** Start of Provided material **

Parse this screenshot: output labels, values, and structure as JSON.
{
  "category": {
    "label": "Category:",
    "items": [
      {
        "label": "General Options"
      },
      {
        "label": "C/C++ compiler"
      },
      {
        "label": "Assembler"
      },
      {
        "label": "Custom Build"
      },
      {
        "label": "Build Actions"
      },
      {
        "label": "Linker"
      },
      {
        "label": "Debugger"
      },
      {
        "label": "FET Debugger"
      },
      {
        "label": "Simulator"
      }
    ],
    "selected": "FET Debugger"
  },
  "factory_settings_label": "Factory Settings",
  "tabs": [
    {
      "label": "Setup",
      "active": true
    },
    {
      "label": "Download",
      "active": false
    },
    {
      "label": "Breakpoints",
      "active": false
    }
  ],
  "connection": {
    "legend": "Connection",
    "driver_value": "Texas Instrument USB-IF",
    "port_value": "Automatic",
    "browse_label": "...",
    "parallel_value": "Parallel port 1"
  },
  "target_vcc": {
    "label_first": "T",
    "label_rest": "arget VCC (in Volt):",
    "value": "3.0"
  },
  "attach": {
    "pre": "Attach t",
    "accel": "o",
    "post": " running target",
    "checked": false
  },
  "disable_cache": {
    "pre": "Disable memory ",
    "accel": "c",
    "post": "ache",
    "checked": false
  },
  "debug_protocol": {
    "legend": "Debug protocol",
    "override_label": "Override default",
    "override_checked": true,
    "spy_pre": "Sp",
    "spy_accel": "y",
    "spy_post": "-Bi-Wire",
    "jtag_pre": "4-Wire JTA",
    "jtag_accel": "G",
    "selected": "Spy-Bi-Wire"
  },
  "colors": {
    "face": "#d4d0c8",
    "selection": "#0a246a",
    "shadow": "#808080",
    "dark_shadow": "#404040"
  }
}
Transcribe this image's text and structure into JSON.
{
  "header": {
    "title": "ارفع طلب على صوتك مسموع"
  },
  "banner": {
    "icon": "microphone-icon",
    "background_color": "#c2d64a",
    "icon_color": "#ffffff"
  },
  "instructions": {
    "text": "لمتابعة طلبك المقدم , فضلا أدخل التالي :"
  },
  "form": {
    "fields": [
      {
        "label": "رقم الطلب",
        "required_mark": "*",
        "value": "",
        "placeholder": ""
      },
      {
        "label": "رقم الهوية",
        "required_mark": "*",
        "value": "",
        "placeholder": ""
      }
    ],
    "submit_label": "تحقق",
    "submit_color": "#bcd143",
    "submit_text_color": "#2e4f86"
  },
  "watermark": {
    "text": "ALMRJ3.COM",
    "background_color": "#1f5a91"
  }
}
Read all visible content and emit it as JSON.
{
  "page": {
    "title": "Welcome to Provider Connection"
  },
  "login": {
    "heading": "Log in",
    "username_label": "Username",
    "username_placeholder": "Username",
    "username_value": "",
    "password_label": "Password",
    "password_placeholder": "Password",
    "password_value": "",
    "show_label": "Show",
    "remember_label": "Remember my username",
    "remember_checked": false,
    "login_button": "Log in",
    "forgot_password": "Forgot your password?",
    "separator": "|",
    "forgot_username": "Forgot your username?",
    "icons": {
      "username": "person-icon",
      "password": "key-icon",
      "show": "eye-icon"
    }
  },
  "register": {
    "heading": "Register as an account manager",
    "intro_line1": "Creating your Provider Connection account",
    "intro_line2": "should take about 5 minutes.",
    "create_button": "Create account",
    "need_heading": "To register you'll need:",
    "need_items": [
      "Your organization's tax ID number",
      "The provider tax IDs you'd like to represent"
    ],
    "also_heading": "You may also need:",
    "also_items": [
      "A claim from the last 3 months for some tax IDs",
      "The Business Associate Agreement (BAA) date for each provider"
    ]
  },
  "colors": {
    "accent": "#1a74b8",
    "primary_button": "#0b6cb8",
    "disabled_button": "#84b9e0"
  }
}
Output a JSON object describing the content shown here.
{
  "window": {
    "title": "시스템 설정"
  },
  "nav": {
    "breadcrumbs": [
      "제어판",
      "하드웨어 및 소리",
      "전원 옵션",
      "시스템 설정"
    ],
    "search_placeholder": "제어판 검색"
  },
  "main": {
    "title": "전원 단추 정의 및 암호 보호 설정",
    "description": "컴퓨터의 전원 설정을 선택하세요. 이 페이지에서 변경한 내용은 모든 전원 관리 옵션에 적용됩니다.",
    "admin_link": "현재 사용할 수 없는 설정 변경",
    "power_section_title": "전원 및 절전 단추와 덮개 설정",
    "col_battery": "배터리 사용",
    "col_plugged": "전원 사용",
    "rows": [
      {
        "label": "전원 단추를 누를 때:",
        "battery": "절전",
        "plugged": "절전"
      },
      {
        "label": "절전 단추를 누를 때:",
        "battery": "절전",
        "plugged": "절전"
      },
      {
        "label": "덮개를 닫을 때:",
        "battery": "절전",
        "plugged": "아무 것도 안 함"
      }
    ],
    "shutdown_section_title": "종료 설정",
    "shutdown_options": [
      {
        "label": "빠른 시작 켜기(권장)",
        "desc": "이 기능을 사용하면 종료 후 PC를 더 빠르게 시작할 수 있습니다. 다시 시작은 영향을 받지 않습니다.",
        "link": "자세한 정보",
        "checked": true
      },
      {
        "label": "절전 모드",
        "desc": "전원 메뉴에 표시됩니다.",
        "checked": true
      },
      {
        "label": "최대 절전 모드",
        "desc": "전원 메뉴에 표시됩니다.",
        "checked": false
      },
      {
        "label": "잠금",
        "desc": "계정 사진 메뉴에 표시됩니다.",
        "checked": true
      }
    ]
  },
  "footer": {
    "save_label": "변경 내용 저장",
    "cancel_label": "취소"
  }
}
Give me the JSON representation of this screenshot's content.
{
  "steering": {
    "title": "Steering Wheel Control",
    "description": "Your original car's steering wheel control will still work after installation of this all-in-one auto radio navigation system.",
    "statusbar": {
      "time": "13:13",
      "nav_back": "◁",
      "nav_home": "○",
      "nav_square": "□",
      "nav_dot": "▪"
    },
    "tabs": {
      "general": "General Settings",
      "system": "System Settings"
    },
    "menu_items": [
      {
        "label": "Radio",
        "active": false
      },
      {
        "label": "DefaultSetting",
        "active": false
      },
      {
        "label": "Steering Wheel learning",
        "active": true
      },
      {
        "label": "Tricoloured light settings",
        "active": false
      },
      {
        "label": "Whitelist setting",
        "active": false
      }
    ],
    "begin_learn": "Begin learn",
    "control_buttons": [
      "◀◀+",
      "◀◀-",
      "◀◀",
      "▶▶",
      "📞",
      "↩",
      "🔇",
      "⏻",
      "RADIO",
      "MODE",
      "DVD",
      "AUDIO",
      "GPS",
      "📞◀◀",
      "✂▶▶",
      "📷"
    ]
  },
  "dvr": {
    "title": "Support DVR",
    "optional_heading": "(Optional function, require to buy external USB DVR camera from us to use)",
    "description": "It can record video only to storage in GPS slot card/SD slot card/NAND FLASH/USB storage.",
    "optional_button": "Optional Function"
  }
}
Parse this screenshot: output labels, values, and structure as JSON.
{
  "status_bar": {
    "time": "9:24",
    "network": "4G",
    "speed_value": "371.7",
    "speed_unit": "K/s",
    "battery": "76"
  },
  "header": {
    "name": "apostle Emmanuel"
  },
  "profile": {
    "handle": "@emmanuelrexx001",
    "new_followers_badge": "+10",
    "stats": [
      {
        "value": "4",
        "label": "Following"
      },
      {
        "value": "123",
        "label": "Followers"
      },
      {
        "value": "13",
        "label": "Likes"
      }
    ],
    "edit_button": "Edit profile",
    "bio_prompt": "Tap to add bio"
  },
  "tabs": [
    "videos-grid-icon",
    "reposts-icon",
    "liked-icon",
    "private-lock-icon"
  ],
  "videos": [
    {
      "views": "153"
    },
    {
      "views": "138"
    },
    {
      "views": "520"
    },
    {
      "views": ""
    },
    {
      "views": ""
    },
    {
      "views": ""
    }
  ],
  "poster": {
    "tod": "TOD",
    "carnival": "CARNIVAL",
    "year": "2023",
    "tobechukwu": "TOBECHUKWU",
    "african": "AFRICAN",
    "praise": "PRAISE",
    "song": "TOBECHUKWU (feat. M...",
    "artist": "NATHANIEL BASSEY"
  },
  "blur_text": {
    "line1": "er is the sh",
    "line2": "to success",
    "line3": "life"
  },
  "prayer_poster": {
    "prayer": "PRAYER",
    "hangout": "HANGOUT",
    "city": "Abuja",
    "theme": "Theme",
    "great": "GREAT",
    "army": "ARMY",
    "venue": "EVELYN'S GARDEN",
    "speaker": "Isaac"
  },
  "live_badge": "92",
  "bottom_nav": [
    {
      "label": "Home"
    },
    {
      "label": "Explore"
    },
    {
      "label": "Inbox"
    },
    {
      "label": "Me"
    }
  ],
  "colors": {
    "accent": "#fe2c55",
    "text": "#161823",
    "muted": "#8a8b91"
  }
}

** End of Provided material **

▶ _Exercise aim_: Lines that include the word "account" are to be extracted from the data above.

▶ _Solution to this problem_:
    "heading": "Register as an account manager",
    "intro_line1": "Creating your Provider Connection account",
    "create_button": "Create account",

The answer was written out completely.